§ **Input rows**
[Start]
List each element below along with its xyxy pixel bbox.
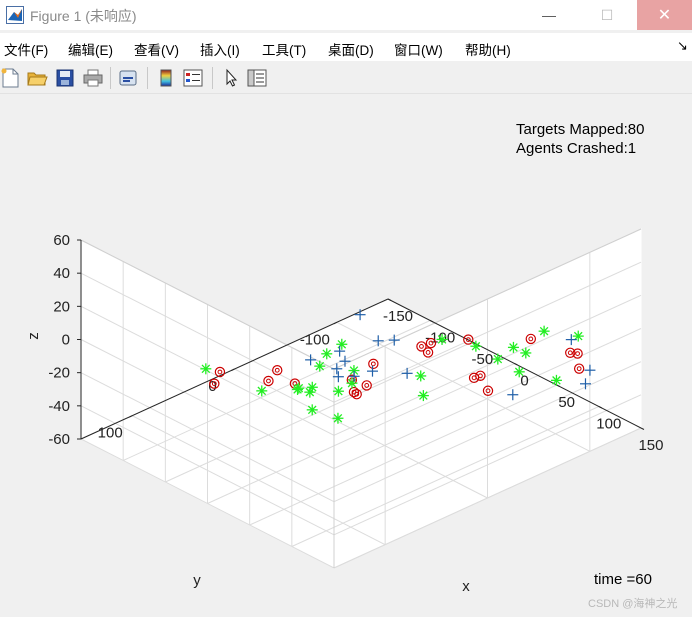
agent-point [336,338,348,350]
colorbar-icon[interactable] [155,67,177,89]
menu-help[interactable]: 帮助(H) [465,39,511,59]
link-icon[interactable] [117,67,139,89]
agent-point [304,386,316,398]
x-tick-label: -150 [383,308,413,325]
close-button[interactable]: ✕ [637,0,692,30]
menu-tools[interactable]: 工具(T) [262,39,306,59]
toolbar-separator [212,67,213,89]
z-tick-label: 20 [53,298,70,315]
agent-point [507,341,519,353]
property-editor-icon[interactable] [246,67,268,89]
agent-point [293,382,305,394]
y-tick-label: 0 [208,378,216,395]
menu-desktop[interactable]: 桌面(D) [328,39,374,59]
agent-point [415,370,427,382]
legend-icon[interactable] [182,67,204,89]
menu-overflow-icon[interactable]: ↘ [677,38,688,54]
z-tick-label: -60 [48,431,70,448]
time-label: time =60 [594,571,652,588]
z-tick-label: 60 [53,232,70,249]
menu-bar: 文件(F) 编辑(E) 查看(V) 插入(I) 工具(T) 桌面(D) 窗口(W… [0,33,692,61]
menu-view[interactable]: 查看(V) [134,39,179,59]
minimize-button[interactable]: — [526,0,572,30]
x-tick-label: 150 [638,437,663,454]
agents-crashed-label: Agents Crashed:1 [516,140,636,157]
y-tick-label: -100 [300,331,330,348]
window-title-bar[interactable]: Figure 1 (未响应) — ☐ ✕ [0,0,692,30]
x-tick-label: -50 [471,351,493,368]
open-folder-icon[interactable] [26,67,48,89]
x-tick-label: 100 [596,415,621,432]
figure-axes-3d[interactable]: -150-100-50050100150-1000100-60-40-20020… [0,93,692,617]
z-tick-label: 40 [53,265,70,282]
save-icon[interactable] [54,67,76,89]
new-figure-icon[interactable] [0,67,22,89]
toolbar-separator [110,67,111,89]
matlab-logo-icon [6,6,24,24]
menu-insert[interactable]: 插入(I) [200,39,240,59]
watermark-text: CSDN @海神之光 [588,596,677,610]
menu-edit[interactable]: 编辑(E) [68,39,113,59]
figure-toolbar [0,61,692,94]
toolbar-separator [147,67,148,89]
maximize-button[interactable]: ☐ [584,0,630,30]
z-axis-label: z [25,332,42,340]
agent-point [520,347,532,359]
targets-mapped-label: Targets Mapped:80 [516,121,644,138]
agent-point [256,385,268,397]
y-tick-label: 100 [98,425,123,442]
menu-file[interactable]: 文件(F) [4,39,48,59]
agent-point [470,340,482,352]
y-axis-label: y [193,572,201,589]
print-icon[interactable] [82,67,104,89]
agent-point [306,404,318,416]
x-tick-label: 50 [558,394,575,411]
z-tick-label: -40 [48,398,70,415]
z-tick-label: -20 [48,365,70,382]
menu-window[interactable]: 窗口(W) [394,39,443,59]
window-title: Figure 1 (未响应) [30,8,137,24]
x-axis-label: x [462,578,470,595]
pointer-icon[interactable] [220,67,242,89]
z-tick-label: 0 [62,332,70,349]
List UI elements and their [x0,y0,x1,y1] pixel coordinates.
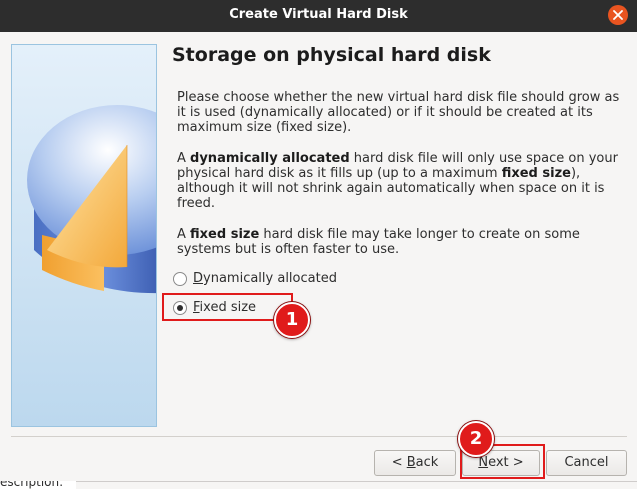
back-button[interactable]: < Back [374,450,456,476]
cancel-button[interactable]: Cancel [546,450,627,476]
radio-button-unchecked[interactable] [173,272,187,286]
dialog-window: Create Virtual Hard Disk Storage on phys… [0,0,637,489]
background-label-fragment: escription: [0,481,64,489]
fixed-explanation-paragraph: A fixed size hard disk file may take lon… [177,227,580,257]
button-separator [11,436,627,437]
description-paragraph: Please choose whether the new virtual ha… [177,90,620,135]
wizard-side-image [11,44,157,427]
background-window-fragment: escription: [0,481,76,489]
radio-label-dynamic: Dynamically allocated [193,271,337,286]
step-badge-1: 1 [274,302,310,338]
background-window-edge [76,481,637,489]
dynamic-explanation-paragraph: A dynamically allocated hard disk file w… [177,151,618,211]
title-bar: Create Virtual Hard Disk [0,0,637,32]
close-button[interactable] [608,5,628,25]
page-title: Storage on physical hard disk [172,44,491,66]
hard-disk-pie-icon [12,45,156,426]
window-title: Create Virtual Hard Disk [229,7,408,22]
step-badge-2: 2 [458,421,494,457]
close-icon [613,10,623,20]
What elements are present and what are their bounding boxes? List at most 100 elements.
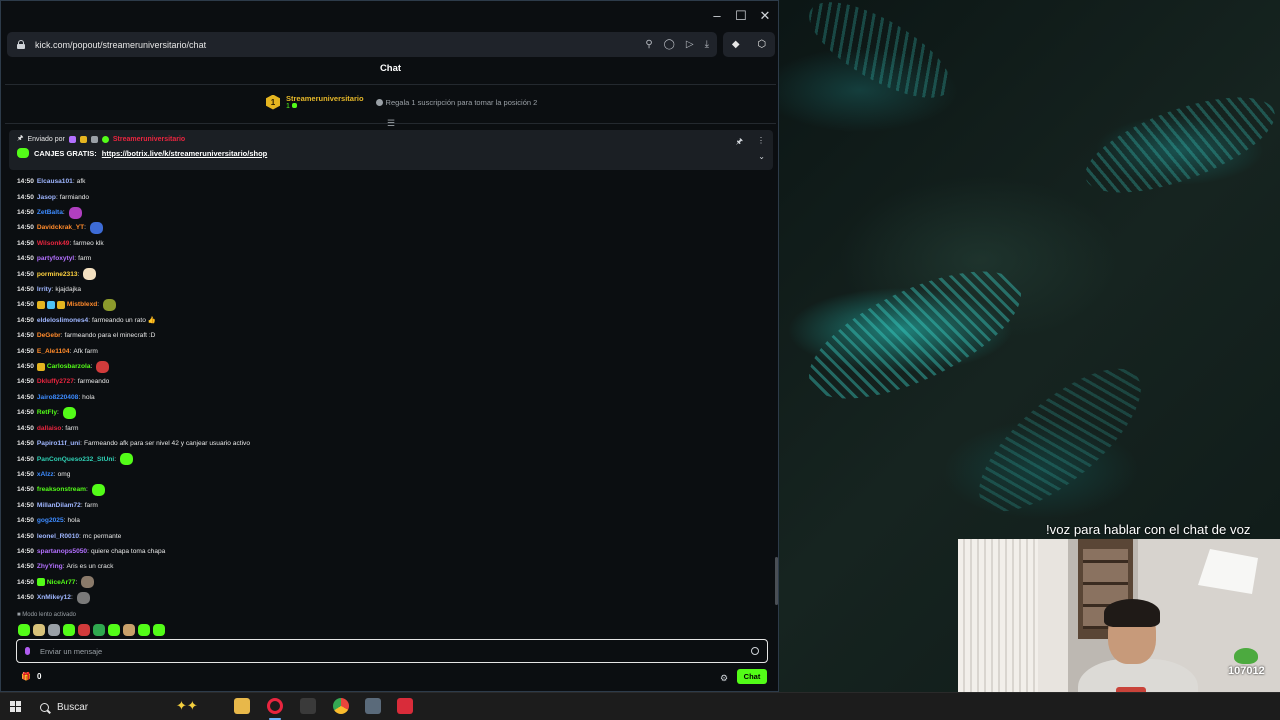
[End]
§ **What is being asked**
Tally the lines in the listing that contain the string "fragment". Reply with the number only.

§ **Task response**
2